Items listed in a dataset:
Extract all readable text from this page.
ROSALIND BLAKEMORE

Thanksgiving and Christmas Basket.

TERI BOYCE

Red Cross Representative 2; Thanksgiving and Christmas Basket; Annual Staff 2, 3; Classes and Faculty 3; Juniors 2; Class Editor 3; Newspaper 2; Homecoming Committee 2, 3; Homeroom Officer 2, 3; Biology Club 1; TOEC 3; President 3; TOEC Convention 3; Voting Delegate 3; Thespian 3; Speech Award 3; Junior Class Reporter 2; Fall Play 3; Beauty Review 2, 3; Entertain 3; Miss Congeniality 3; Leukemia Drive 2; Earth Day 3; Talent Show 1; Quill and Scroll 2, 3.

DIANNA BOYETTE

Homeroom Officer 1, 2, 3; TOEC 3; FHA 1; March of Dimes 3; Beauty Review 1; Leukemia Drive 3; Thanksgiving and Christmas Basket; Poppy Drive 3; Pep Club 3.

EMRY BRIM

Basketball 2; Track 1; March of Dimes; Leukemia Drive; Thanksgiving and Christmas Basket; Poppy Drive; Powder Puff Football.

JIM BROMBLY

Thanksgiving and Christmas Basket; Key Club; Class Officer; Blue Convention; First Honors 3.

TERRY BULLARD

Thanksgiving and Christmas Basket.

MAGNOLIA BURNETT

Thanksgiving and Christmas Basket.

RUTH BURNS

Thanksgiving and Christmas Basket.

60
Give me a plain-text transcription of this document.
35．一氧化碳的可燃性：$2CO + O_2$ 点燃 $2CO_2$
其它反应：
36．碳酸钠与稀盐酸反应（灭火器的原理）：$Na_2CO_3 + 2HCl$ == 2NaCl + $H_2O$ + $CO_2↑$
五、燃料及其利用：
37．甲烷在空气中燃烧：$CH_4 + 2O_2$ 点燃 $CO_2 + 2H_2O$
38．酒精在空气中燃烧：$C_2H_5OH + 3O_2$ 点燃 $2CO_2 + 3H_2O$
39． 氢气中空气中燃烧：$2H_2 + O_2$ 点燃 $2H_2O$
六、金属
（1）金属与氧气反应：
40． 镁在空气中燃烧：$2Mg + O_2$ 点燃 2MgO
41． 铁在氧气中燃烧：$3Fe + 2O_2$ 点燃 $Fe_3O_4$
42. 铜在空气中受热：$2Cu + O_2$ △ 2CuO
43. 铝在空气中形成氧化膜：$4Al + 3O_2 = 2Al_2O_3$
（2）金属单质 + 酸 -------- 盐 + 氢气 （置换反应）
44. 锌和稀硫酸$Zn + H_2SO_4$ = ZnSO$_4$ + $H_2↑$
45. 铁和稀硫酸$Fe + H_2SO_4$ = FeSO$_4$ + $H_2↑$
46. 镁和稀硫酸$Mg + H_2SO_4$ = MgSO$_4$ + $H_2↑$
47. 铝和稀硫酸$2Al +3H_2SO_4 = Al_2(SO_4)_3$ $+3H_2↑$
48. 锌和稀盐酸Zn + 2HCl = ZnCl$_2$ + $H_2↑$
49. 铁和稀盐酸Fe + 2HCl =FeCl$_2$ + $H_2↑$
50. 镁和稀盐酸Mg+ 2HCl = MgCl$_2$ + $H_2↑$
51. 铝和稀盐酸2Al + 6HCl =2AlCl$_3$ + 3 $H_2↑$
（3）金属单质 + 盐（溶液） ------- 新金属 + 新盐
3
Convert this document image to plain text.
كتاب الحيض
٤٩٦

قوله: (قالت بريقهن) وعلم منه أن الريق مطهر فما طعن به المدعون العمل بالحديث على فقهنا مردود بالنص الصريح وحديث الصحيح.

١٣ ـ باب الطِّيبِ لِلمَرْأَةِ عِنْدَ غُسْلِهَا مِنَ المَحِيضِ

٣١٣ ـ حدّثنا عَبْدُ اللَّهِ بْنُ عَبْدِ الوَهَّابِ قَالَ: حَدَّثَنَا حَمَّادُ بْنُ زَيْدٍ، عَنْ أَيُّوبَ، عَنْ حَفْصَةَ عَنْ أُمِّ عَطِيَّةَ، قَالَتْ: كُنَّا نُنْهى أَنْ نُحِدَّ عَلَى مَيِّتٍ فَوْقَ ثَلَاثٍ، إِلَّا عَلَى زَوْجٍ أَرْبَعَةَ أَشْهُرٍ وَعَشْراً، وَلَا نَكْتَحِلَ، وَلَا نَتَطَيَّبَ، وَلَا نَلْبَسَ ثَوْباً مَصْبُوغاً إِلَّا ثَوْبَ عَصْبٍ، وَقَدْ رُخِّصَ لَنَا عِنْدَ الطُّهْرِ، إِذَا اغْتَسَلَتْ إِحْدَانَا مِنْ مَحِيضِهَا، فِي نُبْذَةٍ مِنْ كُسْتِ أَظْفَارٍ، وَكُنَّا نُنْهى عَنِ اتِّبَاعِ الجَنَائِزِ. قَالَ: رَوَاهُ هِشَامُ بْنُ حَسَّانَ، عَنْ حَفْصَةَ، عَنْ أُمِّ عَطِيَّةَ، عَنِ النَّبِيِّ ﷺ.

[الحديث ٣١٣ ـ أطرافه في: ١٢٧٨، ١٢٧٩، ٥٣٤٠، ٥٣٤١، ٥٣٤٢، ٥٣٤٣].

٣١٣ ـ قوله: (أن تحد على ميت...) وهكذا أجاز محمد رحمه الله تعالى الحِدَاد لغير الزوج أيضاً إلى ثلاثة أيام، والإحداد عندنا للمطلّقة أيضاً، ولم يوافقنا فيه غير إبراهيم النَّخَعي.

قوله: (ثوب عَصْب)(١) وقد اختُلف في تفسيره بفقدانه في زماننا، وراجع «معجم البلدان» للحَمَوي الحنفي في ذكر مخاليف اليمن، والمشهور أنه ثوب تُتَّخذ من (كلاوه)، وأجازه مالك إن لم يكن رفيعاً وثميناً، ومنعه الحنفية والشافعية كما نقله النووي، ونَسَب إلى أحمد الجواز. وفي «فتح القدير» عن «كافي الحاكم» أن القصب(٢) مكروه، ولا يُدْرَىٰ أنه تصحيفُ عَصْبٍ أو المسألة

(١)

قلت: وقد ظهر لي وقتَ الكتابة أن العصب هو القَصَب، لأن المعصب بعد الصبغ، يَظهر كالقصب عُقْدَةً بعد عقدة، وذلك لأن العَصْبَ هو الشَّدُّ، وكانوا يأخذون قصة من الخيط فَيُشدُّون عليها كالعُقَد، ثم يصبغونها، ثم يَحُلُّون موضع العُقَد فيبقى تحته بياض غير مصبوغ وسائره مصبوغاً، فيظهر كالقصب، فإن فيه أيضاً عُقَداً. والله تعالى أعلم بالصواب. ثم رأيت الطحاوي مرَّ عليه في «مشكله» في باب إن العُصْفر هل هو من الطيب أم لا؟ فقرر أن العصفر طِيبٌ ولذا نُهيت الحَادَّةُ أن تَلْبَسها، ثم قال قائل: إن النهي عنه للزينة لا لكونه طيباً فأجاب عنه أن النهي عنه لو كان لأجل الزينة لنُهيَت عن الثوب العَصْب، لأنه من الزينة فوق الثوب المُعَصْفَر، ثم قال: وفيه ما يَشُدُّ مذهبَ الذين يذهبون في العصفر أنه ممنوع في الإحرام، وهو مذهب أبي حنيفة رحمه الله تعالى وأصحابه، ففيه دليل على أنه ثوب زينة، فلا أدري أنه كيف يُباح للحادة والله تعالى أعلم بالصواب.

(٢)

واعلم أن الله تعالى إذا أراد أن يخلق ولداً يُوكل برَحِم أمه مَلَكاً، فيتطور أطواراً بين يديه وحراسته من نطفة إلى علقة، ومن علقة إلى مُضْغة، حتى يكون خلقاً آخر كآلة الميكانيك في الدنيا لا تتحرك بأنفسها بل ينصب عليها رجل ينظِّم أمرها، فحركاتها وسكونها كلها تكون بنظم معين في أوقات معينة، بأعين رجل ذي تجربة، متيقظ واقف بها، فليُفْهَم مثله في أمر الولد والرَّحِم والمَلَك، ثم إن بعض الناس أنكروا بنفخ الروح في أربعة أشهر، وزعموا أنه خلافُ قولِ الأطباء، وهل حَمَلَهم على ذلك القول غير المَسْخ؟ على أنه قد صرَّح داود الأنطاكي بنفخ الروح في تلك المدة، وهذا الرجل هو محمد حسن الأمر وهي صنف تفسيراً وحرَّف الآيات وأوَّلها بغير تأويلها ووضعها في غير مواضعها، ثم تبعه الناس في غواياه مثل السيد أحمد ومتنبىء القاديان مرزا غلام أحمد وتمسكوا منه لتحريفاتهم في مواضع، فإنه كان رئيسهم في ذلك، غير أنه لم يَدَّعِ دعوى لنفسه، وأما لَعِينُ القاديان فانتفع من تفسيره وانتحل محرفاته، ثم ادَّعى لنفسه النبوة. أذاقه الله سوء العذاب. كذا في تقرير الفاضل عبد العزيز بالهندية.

Work instructions —
From the records above, pull out each line that has "TOEC".

The solution —
Red Cross Representative 2; Thanksgiving and Christmas Basket; Annual Staff 2, 3; Classes and Faculty 3; Juniors 2; Class Editor 3; Newspaper 2; Homecoming Committee 2, 3; Homeroom Officer 2, 3; Biology Club 1; TOEC 3; President 3; TOEC Convention 3; Voting Delegate 3; Thespian 3; Speech Award 3; Junior Class Reporter 2; Fall Play 3; Beauty Review 2, 3; Entertain 3; Miss Congeniality 3; Leukemia Drive 2; Earth Day 3; Talent Show 1; Quill and Scroll 2, 3.
Homeroom Officer 1, 2, 3; TOEC 3; FHA 1; March of Dimes 3; Beauty Review 1; Leukemia Drive 3; Thanksgiving and Christmas Basket; Poppy Drive 3; Pep Club 3.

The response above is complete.